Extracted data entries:
--- START ---

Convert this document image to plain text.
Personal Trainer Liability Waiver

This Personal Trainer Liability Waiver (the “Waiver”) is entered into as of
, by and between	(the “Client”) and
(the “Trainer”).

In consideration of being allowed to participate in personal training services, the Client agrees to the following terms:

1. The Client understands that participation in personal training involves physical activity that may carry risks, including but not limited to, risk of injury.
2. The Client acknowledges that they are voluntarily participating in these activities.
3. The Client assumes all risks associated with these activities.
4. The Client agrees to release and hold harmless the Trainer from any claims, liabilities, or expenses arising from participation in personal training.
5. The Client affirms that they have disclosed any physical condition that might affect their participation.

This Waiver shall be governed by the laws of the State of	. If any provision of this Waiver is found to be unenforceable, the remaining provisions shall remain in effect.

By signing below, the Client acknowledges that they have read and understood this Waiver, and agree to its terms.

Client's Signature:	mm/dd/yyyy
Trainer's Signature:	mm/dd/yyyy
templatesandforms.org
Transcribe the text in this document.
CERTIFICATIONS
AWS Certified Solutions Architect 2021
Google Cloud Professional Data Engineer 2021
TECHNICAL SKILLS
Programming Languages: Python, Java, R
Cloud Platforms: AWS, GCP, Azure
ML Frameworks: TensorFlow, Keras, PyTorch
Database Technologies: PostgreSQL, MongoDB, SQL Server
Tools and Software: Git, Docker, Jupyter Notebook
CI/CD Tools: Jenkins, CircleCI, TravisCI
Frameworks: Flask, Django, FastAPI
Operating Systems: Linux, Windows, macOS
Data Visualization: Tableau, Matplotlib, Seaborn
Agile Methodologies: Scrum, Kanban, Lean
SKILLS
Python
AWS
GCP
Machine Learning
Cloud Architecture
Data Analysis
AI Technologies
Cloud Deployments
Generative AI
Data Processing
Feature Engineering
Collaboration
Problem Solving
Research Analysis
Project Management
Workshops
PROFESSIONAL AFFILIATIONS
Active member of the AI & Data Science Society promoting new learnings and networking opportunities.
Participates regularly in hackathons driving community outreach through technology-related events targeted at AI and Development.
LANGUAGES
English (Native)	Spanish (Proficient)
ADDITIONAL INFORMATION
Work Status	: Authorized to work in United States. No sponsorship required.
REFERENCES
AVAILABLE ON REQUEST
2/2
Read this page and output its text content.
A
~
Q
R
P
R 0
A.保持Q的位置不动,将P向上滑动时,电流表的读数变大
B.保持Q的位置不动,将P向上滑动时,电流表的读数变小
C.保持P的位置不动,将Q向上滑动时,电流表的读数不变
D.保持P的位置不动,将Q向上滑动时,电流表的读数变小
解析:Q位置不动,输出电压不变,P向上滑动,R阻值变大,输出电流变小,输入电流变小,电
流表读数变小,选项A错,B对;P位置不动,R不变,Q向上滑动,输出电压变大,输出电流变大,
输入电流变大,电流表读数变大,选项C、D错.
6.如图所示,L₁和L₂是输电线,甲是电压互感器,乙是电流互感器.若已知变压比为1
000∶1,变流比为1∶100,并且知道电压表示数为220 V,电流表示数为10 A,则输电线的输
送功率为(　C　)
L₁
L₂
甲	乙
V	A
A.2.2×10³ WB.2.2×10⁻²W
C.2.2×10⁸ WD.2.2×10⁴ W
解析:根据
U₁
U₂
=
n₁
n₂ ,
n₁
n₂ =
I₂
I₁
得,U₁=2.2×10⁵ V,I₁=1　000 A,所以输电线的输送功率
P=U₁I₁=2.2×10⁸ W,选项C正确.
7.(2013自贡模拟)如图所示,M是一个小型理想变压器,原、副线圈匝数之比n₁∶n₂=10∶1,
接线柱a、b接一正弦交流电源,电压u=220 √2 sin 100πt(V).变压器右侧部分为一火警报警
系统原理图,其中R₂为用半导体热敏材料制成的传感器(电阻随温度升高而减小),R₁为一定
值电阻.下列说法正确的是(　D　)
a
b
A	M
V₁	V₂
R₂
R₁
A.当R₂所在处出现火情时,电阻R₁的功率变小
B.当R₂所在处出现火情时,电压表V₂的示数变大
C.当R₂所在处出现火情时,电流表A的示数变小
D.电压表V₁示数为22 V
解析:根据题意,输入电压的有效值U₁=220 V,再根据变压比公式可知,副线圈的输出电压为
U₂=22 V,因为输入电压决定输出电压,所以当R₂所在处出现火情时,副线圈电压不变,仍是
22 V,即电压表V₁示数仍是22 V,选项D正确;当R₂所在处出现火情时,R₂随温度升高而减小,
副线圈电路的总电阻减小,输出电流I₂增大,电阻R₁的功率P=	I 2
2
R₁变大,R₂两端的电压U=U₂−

--- END ---

▶ **Instructions to follow**:
From the data above, copy each line where the string "Frameworks" appears.

▶ **Answer to this problem**:
ML Frameworks: TensorFlow, Keras, PyTorch
Frameworks: Flask, Django, FastAPI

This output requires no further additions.